* START DATA FOR THIS EXERCISE *
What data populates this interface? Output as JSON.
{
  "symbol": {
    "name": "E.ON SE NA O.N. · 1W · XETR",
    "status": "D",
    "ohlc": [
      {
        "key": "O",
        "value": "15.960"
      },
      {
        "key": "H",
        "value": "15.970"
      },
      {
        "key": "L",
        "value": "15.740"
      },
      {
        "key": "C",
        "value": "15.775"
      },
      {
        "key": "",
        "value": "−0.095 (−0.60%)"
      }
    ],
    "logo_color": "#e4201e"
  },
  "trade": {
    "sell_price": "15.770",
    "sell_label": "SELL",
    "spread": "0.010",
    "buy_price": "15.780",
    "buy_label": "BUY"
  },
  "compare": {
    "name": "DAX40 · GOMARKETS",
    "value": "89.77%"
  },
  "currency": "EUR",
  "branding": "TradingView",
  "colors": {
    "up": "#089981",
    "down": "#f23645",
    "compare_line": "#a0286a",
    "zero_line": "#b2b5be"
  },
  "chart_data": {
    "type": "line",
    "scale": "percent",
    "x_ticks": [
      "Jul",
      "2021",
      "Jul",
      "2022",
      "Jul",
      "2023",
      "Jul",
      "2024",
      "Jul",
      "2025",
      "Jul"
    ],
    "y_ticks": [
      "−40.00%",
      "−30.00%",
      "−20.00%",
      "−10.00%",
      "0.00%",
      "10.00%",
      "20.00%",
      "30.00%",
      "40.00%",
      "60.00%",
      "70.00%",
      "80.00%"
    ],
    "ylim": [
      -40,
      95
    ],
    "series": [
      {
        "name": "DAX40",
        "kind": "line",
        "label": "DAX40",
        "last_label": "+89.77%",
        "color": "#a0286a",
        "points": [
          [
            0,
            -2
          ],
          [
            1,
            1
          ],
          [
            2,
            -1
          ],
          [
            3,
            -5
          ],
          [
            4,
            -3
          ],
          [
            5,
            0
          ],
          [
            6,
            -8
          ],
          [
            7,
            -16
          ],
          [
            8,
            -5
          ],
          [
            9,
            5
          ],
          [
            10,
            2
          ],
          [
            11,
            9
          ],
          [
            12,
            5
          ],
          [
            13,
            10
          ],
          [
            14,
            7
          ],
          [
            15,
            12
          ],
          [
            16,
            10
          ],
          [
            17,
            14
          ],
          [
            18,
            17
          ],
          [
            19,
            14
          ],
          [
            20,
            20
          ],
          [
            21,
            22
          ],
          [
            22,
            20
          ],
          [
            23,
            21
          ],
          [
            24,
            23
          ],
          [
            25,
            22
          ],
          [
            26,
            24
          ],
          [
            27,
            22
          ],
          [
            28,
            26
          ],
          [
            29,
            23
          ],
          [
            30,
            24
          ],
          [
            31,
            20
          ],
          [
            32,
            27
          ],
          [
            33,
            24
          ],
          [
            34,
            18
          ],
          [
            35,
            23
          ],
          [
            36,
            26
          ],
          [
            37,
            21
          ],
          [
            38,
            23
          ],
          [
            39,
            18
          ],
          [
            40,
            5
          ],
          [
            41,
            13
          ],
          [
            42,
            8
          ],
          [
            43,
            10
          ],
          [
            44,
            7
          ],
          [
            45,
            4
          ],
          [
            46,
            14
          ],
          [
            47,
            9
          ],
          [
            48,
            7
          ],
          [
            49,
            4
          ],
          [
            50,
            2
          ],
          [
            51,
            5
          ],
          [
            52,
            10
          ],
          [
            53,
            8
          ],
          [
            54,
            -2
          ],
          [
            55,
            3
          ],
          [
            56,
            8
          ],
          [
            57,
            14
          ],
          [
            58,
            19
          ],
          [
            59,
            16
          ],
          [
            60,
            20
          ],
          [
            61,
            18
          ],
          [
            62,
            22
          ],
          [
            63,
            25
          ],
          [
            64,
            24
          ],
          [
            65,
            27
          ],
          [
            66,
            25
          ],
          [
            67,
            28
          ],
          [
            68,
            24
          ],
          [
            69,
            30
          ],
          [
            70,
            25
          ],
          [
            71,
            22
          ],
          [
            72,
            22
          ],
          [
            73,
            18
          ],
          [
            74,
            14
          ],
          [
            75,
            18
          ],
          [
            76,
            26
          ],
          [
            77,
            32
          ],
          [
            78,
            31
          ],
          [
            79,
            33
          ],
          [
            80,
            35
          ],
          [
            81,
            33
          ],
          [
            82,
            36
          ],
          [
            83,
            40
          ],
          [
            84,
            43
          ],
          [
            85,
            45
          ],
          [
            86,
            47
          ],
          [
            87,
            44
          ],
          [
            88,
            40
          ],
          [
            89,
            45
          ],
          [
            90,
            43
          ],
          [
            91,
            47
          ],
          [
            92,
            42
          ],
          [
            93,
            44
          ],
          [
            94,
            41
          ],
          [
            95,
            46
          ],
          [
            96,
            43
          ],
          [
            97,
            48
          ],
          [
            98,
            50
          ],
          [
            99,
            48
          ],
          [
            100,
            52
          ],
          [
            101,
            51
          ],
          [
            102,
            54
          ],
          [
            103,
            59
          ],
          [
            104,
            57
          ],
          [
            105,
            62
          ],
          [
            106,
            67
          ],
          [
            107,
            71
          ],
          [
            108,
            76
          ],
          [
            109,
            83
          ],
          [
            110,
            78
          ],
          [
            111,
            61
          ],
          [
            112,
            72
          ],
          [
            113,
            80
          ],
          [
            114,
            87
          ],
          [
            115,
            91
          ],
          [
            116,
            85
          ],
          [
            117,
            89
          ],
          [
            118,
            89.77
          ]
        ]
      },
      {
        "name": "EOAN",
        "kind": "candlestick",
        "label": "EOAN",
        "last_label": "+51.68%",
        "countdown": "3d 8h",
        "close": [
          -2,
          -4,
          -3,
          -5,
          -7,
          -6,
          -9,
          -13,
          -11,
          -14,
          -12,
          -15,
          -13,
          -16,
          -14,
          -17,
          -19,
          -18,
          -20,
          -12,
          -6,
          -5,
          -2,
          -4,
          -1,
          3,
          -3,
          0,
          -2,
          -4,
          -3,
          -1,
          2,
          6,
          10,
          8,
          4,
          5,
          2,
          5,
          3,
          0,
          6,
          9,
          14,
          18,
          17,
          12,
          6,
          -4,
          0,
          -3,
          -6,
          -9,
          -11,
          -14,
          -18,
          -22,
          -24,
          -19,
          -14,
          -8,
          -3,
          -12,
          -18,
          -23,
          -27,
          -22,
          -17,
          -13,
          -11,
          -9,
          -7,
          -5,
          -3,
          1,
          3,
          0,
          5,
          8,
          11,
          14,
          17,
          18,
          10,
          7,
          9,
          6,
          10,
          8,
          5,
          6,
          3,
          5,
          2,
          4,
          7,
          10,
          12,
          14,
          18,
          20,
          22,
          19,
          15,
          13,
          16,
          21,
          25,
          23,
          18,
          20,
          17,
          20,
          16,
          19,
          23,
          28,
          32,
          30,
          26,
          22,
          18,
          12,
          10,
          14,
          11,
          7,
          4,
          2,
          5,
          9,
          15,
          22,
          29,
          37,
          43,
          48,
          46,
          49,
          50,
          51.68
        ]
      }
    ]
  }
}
* END DATA FOR THIS EXERCISE *
Print out the whole listing exactly as it appears.

What data populates this interface? Output as JSON.
{
  "symbol": {
    "name": "E.ON SE NA O.N. · 1W · XETR",
    "status": "D",
    "ohlc": [
      {
        "key": "O",
        "value": "15.960"
      },
      {
        "key": "H",
        "value": "15.970"
      },
      {
        "key": "L",
        "value": "15.740"
      },
      {
        "key": "C",
        "value": "15.775"
      },
      {
        "key": "",
        "value": "−0.095 (−0.60%)"
      }
    ],
    "logo_color": "#e4201e"
  },
  "trade": {
    "sell_price": "15.770",
    "sell_label": "SELL",
    "spread": "0.010",
    "buy_price": "15.780",
    "buy_label": "BUY"
  },
  "compare": {
    "name": "DAX40 · GOMARKETS",
    "value": "89.77%"
  },
  "currency": "EUR",
  "branding": "TradingView",
  "colors": {
    "up": "#089981",
    "down": "#f23645",
    "compare_line": "#a0286a",
    "zero_line": "#b2b5be"
  },
  "chart_data": {
    "type": "line",
    "scale": "percent",
    "x_ticks": [
      "Jul",
      "2021",
      "Jul",
      "2022",
      "Jul",
      "2023",
      "Jul",
      "2024",
      "Jul",
      "2025",
      "Jul"
    ],
    "y_ticks": [
      "−40.00%",
      "−30.00%",
      "−20.00%",
      "−10.00%",
      "0.00%",
      "10.00%",
      "20.00%",
      "30.00%",
      "40.00%",
      "60.00%",
      "70.00%",
      "80.00%"
    ],
    "ylim": [
      -40,
      95
    ],
    "series": [
      {
        "name": "DAX40",
        "kind": "line",
        "label": "DAX40",
        "last_label": "+89.77%",
        "color": "#a0286a",
        "points": [
          [
            0,
            -2
          ],
          [
            1,
            1
          ],
          [
            2,
            -1
          ],
          [
            3,
            -5
          ],
          [
            4,
            -3
          ],
          [
            5,
            0
          ],
          [
            6,
            -8
          ],
          [
            7,
            -16
          ],
          [
            8,
            -5
          ],
          [
            9,
            5
          ],
          [
            10,
            2
          ],
          [
            11,
            9
          ],
          [
            12,
            5
          ],
          [
            13,
            10
          ],
          [
            14,
            7
          ],
          [
            15,
            12
          ],
          [
            16,
            10
          ],
          [
            17,
            14
          ],
          [
            18,
            17
          ],
          [
            19,
            14
          ],
          [
            20,
            20
          ],
          [
            21,
            22
          ],
          [
            22,
            20
          ],
          [
            23,
            21
          ],
          [
            24,
            23
          ],
          [
            25,
            22
          ],
          [
            26,
            24
          ],
          [
            27,
            22
          ],
          [
            28,
            26
          ],
          [
            29,
            23
          ],
          [
            30,
            24
          ],
          [
            31,
            20
          ],
          [
            32,
            27
          ],
          [
            33,
            24
          ],
          [
            34,
            18
          ],
          [
            35,
            23
          ],
          [
            36,
            26
          ],
          [
            37,
            21
          ],
          [
            38,
            23
          ],
          [
            39,
            18
          ],
          [
            40,
            5
          ],
          [
            41,
            13
          ],
          [
            42,
            8
          ],
          [
            43,
            10
          ],
          [
            44,
            7
          ],
          [
            45,
            4
          ],
          [
            46,
            14
          ],
          [
            47,
            9
          ],
          [
            48,
            7
          ],
          [
            49,
            4
          ],
          [
            50,
            2
          ],
          [
            51,
            5
          ],
          [
            52,
            10
          ],
          [
            53,
            8
          ],
          [
            54,
            -2
          ],
          [
            55,
            3
          ],
          [
            56,
            8
          ],
          [
            57,
            14
          ],
          [
            58,
            19
          ],
          [
            59,
            16
          ],
          [
            60,
            20
          ],
          [
            61,
            18
          ],
          [
            62,
            22
          ],
          [
            63,
            25
          ],
          [
            64,
            24
          ],
          [
            65,
            27
          ],
          [
            66,
            25
          ],
          [
            67,
            28
          ],
          [
            68,
            24
          ],
          [
            69,
            30
          ],
          [
            70,
            25
          ],
          [
            71,
            22
          ],
          [
            72,
            22
          ],
          [
            73,
            18
          ],
          [
            74,
            14
          ],
          [
            75,
            18
          ],
          [
            76,
            26
          ],
          [
            77,
            32
          ],
          [
            78,
            31
          ],
          [
            79,
            33
          ],
          [
            80,
            35
          ],
          [
            81,
            33
          ],
          [
            82,
            36
          ],
          [
            83,
            40
          ],
          [
            84,
            43
          ],
          [
            85,
            45
          ],
          [
            86,
            47
          ],
          [
            87,
            44
          ],
          [
            88,
            40
          ],
          [
            89,
            45
          ],
          [
            90,
            43
          ],
          [
            91,
            47
          ],
          [
            92,
            42
          ],
          [
            93,
            44
          ],
          [
            94,
            41
          ],
          [
            95,
            46
          ],
          [
            96,
            43
          ],
          [
            97,
            48
          ],
          [
            98,
            50
          ],
          [
            99,
            48
          ],
          [
            100,
            52
          ],
          [
            101,
            51
          ],
          [
            102,
            54
          ],
          [
            103,
            59
          ],
          [
            104,
            57
          ],
          [
            105,
            62
          ],
          [
            106,
            67
          ],
          [
            107,
            71
          ],
          [
            108,
            76
          ],
          [
            109,
            83
          ],
          [
            110,
            78
          ],
          [
            111,
            61
          ],
          [
            112,
            72
          ],
          [
            113,
            80
          ],
          [
            114,
            87
          ],
          [
            115,
            91
          ],
          [
            116,
            85
          ],
          [
            117,
            89
          ],
          [
            118,
            89.77
          ]
        ]
      },
      {
        "name": "EOAN",
        "kind": "candlestick",
        "label": "EOAN",
        "last_label": "+51.68%",
        "countdown": "3d 8h",
        "close": [
          -2,
          -4,
          -3,
          -5,
          -7,
          -6,
          -9,
          -13,
          -11,
          -14,
          -12,
          -15,
          -13,
          -16,
          -14,
          -17,
          -19,
          -18,
          -20,
          -12,
          -6,
          -5,
          -2,
          -4,
          -1,
          3,
          -3,
          0,
          -2,
          -4,
          -3,
          -1,
          2,
          6,
          10,
          8,
          4,
          5,
          2,
          5,
          3,
          0,
          6,
          9,
          14,
          18,
          17,
          12,
          6,
          -4,
          0,
          -3,
          -6,
          -9,
          -11,
          -14,
          -18,
          -22,
          -24,
          -19,
          -14,
          -8,
          -3,
          -12,
          -18,
          -23,
          -27,
          -22,
          -17,
          -13,
          -11,
          -9,
          -7,
          -5,
          -3,
          1,
          3,
          0,
          5,
          8,
          11,
          14,
          17,
          18,
          10,
          7,
          9,
          6,
          10,
          8,
          5,
          6,
          3,
          5,
          2,
          4,
          7,
          10,
          12,
          14,
          18,
          20,
          22,
          19,
          15,
          13,
          16,
          21,
          25,
          23,
          18,
          20,
          17,
          20,
          16,
          19,
          23,
          28,
          32,
          30,
          26,
          22,
          18,
          12,
          10,
          14,
          11,
          7,
          4,
          2,
          5,
          9,
          15,
          22,
          29,
          37,
          43,
          48,
          46,
          49,
          50,
          51.68
        ]
      }
    ]
  }
}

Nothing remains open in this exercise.